→ Do this
Read through the data and count the lines that contain the string "name"; give only the result.

================

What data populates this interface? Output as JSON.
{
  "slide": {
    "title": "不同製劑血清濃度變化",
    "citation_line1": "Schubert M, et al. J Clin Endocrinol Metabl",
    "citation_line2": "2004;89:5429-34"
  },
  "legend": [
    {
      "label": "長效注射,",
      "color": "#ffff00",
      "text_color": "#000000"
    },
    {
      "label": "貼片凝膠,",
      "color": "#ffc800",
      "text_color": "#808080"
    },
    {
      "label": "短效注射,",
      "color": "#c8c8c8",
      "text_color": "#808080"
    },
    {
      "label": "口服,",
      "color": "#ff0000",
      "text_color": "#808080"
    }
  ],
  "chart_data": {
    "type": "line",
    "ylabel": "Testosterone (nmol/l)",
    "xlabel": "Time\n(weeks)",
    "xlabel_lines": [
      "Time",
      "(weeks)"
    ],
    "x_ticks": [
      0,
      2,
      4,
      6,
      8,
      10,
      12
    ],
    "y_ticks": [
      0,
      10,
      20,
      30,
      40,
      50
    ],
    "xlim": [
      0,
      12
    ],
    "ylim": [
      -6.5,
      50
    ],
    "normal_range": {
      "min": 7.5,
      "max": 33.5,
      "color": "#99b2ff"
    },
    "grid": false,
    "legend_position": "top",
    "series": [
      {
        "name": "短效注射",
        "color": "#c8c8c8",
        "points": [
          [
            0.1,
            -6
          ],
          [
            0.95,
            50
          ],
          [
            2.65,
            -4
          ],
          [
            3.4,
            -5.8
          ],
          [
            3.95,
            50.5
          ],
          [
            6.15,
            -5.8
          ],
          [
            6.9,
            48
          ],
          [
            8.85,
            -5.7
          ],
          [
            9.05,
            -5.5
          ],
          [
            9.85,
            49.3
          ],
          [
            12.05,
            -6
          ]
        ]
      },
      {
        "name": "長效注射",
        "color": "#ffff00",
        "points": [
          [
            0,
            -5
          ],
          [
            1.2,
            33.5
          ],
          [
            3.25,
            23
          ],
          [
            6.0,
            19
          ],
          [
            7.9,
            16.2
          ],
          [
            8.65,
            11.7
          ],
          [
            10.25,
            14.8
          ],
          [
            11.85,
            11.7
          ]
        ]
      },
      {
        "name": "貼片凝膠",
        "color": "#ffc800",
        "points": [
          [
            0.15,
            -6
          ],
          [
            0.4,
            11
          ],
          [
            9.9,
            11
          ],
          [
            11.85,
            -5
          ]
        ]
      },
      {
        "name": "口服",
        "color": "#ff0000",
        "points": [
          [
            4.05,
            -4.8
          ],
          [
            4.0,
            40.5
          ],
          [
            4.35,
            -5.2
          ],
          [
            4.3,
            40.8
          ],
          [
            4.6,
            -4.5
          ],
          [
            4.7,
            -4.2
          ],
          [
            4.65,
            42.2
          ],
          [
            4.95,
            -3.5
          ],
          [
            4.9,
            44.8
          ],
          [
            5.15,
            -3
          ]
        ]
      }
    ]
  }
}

================

→ Problem solution
4